_Stated goal_:
Repeat the whole of the data, keeping every detail the same.

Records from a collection
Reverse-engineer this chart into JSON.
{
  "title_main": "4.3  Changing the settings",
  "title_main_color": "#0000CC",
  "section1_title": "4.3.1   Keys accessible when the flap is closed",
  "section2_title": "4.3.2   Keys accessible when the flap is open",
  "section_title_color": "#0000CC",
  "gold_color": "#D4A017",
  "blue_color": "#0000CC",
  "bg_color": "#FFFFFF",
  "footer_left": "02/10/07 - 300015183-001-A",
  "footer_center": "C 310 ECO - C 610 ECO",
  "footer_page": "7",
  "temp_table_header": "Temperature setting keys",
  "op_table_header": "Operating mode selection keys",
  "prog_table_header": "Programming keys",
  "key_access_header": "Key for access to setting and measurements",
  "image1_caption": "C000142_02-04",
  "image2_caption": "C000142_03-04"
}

_Finished answer_:
Reverse-engineer this chart into JSON.
{
  "title_main": "4.3  Changing the settings",
  "title_main_color": "#0000CC",
  "section1_title": "4.3.1   Keys accessible when the flap is closed",
  "section2_title": "4.3.2   Keys accessible when the flap is open",
  "section_title_color": "#0000CC",
  "gold_color": "#D4A017",
  "blue_color": "#0000CC",
  "bg_color": "#FFFFFF",
  "footer_left": "02/10/07 - 300015183-001-A",
  "footer_center": "C 310 ECO - C 610 ECO",
  "footer_page": "7",
  "temp_table_header": "Temperature setting keys",
  "op_table_header": "Operating mode selection keys",
  "prog_table_header": "Programming keys",
  "key_access_header": "Key for access to setting and measurements",
  "image1_caption": "C000142_02-04",
  "image2_caption": "C000142_03-04"
}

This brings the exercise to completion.